> **WHAT YOU HAVE TO DO**
Scan the records for the string "screenshot"; copy each line where it occurs.

__________

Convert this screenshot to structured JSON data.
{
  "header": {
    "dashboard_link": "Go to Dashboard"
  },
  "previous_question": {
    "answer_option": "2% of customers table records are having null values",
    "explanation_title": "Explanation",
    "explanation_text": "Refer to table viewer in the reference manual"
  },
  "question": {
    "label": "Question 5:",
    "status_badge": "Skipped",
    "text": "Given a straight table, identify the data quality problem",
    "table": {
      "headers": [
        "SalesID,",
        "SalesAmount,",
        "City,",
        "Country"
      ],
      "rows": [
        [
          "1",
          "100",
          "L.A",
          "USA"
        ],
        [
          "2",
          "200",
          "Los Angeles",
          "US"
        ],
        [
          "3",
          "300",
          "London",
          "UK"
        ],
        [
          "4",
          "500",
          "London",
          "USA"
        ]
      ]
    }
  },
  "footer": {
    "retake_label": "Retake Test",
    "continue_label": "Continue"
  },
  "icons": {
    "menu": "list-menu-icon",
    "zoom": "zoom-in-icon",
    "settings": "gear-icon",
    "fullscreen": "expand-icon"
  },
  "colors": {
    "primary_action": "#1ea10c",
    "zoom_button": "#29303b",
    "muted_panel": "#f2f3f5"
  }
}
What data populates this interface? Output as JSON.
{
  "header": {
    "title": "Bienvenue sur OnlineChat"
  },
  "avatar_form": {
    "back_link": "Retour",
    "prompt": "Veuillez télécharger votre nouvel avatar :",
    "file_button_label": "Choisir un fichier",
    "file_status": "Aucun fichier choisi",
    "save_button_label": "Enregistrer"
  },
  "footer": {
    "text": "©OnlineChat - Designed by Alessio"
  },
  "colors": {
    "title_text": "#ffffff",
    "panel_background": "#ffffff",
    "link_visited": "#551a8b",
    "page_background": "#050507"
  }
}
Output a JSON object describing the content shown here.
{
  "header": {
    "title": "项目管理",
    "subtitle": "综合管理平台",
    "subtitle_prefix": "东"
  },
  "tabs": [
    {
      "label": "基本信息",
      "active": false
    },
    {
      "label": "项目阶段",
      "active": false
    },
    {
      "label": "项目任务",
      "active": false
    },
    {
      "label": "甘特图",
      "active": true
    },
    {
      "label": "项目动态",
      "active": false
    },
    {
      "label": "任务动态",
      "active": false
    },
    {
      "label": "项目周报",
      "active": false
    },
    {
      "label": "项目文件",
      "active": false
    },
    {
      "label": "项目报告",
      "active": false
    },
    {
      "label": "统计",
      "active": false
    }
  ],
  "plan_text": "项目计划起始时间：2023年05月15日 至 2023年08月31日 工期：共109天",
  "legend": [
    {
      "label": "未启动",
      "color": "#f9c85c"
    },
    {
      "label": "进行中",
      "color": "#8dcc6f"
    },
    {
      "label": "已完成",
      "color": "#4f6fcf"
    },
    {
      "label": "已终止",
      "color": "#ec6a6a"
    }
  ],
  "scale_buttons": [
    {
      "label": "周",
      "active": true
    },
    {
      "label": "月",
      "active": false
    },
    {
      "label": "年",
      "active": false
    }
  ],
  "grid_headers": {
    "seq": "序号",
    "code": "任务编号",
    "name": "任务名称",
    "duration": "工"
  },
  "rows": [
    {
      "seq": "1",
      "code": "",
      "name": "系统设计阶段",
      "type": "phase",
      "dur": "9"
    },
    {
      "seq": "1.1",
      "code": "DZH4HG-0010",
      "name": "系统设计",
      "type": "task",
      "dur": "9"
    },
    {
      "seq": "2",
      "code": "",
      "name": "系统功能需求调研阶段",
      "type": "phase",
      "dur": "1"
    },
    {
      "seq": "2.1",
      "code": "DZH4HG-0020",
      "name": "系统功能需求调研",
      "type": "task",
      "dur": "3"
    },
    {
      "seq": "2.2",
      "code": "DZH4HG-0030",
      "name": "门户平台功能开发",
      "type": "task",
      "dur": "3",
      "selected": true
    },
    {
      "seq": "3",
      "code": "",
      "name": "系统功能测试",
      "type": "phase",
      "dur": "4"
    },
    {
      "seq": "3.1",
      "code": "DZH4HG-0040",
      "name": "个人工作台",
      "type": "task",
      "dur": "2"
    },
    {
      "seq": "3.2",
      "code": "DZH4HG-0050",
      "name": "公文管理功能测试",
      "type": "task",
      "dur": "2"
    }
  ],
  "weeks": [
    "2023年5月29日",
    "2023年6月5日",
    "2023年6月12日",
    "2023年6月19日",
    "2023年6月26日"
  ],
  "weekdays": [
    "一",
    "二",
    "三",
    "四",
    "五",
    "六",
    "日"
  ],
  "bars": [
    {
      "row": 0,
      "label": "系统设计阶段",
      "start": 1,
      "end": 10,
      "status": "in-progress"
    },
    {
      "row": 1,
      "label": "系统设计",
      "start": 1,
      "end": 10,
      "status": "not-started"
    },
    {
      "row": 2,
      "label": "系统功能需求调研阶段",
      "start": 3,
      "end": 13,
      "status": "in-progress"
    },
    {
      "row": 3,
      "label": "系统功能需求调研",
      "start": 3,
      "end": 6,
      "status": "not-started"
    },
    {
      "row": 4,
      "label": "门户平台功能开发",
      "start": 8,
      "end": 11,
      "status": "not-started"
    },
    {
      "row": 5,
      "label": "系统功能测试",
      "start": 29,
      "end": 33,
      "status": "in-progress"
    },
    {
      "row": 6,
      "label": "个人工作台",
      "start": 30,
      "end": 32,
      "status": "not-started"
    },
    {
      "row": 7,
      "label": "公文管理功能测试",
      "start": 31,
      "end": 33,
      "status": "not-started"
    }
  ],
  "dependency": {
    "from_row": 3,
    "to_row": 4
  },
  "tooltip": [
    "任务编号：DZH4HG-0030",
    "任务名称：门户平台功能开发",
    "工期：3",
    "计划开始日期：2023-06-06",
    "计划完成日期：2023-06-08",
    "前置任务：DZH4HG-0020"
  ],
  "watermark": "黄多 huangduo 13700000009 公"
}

__________

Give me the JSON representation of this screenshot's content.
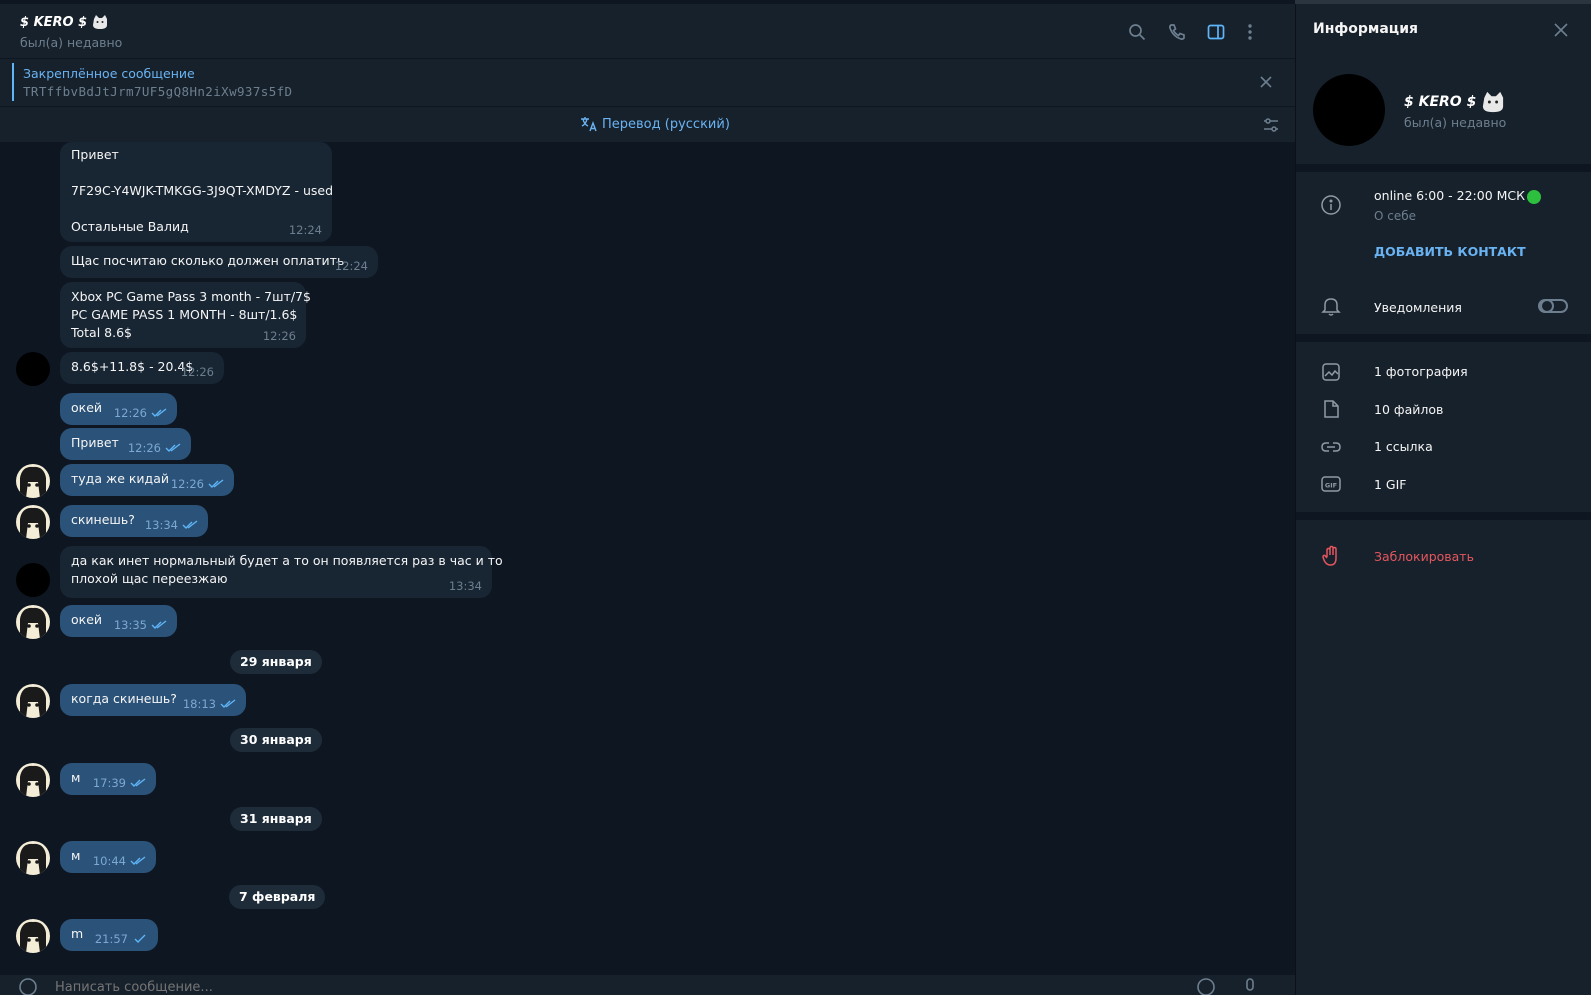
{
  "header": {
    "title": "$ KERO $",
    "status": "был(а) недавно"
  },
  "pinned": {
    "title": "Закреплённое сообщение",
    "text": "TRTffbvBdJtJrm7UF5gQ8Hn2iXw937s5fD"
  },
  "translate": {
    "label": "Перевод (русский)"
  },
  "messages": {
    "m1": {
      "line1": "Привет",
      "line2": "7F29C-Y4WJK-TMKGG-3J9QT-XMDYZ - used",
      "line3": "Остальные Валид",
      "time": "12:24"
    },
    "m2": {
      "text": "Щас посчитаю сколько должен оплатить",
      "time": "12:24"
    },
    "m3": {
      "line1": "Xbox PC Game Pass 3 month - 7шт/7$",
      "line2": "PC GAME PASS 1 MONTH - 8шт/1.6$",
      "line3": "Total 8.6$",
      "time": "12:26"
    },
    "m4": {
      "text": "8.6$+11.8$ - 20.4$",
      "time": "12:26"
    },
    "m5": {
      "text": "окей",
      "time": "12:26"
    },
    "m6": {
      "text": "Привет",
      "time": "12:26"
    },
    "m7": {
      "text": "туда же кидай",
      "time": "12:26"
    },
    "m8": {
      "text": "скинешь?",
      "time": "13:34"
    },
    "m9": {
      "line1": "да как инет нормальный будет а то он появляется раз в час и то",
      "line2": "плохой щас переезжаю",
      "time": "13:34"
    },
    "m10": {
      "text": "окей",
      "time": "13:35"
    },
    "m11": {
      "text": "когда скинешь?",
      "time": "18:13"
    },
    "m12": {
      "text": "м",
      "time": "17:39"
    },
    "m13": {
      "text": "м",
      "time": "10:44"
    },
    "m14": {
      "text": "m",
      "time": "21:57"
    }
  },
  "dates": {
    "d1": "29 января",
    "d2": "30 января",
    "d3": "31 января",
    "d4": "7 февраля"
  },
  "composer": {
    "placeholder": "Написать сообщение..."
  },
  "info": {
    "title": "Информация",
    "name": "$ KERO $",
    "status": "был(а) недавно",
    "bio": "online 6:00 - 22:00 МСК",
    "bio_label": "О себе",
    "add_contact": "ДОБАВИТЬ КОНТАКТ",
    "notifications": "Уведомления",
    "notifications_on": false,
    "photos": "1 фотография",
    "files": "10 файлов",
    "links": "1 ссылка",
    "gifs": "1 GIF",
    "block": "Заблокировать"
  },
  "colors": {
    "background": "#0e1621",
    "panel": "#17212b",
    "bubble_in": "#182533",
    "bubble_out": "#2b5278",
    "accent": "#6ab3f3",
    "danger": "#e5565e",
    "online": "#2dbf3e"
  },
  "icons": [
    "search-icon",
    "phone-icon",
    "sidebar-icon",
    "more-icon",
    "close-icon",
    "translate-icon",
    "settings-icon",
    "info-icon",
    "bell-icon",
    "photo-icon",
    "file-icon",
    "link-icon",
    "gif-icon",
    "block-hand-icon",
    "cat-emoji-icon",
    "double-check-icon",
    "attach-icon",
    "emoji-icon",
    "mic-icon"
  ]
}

__________

> **TASK OUTPUT**
Convert this screenshot to structured JSON data.
Give me the JSON representation of this screenshot's content.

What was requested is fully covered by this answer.